== Task directions ==
Pick out the lines below that contain the string "correlation" and copy them all.

== Dataset content ==
☆ ☆ ☆ ☆ ☆

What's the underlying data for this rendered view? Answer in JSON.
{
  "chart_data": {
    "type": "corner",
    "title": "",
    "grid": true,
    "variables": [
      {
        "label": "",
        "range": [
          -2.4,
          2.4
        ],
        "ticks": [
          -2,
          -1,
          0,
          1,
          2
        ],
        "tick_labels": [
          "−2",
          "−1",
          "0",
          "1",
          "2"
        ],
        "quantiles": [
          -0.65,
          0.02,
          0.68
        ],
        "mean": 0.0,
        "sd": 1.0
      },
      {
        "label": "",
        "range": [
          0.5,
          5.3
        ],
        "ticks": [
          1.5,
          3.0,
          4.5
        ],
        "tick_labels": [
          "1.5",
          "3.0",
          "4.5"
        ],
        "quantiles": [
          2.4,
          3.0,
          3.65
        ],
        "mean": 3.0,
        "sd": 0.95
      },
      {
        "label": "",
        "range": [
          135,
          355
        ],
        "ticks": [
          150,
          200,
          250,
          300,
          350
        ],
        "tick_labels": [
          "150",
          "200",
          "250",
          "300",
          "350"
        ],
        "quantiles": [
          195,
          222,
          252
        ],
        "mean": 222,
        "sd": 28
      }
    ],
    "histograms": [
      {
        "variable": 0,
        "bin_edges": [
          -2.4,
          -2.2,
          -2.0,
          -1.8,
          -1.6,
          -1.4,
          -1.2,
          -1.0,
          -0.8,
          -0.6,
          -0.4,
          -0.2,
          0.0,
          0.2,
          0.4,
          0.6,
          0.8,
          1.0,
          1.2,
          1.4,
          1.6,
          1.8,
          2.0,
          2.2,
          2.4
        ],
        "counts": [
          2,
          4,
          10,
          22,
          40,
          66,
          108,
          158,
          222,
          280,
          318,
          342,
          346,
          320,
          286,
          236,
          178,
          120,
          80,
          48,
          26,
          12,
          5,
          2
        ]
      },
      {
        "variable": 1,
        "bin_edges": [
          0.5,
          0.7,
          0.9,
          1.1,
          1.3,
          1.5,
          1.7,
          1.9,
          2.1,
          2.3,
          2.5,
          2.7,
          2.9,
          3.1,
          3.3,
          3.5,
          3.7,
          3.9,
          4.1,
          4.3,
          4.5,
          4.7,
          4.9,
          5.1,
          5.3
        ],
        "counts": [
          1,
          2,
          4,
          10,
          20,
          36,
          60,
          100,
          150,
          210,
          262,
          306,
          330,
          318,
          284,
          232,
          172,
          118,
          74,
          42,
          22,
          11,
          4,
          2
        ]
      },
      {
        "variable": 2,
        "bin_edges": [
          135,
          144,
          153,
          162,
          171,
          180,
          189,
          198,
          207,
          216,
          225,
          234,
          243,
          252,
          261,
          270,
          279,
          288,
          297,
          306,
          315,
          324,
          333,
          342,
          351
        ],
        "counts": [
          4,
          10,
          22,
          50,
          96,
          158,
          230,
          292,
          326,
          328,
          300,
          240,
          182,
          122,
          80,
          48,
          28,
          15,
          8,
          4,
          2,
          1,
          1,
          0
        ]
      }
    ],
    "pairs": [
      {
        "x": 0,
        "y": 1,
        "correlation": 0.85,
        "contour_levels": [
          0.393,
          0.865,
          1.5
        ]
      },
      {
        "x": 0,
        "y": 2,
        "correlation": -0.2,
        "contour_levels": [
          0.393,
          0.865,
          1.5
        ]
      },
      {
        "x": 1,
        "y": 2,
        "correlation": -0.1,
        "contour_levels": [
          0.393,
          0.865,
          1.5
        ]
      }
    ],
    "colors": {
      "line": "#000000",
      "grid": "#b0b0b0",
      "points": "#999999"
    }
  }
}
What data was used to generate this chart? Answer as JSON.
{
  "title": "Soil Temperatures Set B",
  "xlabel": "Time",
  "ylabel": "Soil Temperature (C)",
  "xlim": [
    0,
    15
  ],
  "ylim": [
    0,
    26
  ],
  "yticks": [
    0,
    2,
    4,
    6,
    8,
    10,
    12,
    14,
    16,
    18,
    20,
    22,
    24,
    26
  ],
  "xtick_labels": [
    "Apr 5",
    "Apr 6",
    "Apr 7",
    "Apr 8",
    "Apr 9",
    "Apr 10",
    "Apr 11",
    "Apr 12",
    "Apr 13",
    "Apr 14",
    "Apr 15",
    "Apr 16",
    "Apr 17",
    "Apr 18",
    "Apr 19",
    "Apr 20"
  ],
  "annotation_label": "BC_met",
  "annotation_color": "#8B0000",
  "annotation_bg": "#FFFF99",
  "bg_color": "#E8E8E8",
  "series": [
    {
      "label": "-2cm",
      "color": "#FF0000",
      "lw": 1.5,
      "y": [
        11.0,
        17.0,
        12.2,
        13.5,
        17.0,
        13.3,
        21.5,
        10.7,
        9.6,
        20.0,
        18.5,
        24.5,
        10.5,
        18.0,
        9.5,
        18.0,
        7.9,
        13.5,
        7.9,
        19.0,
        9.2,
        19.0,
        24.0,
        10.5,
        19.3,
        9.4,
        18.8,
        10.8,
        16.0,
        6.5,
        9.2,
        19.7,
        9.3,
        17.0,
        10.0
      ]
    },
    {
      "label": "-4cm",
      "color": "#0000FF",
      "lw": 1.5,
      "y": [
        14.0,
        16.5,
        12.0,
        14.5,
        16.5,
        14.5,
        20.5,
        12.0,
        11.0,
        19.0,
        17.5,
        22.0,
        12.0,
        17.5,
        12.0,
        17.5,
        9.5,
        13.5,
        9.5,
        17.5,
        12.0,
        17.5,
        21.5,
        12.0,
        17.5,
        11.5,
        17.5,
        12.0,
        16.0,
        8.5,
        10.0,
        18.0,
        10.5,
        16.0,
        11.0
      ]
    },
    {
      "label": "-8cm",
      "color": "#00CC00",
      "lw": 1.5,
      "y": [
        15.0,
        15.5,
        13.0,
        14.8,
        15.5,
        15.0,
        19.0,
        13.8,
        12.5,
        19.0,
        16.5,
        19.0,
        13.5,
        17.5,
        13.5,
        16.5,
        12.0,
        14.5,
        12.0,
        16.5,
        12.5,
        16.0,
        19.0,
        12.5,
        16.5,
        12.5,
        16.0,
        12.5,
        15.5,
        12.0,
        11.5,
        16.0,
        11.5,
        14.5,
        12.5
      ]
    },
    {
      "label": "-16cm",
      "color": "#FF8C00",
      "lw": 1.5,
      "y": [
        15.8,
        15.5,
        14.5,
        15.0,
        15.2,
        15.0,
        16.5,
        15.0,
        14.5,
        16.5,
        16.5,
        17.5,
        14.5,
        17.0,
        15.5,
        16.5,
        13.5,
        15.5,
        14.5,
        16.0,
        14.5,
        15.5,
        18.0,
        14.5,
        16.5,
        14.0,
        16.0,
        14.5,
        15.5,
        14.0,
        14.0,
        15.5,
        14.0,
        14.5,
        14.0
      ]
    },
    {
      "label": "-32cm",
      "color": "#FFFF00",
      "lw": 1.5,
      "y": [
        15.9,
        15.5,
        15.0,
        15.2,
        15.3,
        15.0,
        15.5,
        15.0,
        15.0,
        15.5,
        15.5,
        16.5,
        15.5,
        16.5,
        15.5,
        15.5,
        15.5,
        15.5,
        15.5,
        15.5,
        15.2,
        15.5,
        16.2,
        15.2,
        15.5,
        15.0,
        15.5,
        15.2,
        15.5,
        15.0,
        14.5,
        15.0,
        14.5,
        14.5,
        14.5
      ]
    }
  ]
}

☆ ☆ ☆ ☆ ☆

== Complete response ==
        "correlation": 0.85,
        "correlation": -0.2,
        "correlation": -0.1,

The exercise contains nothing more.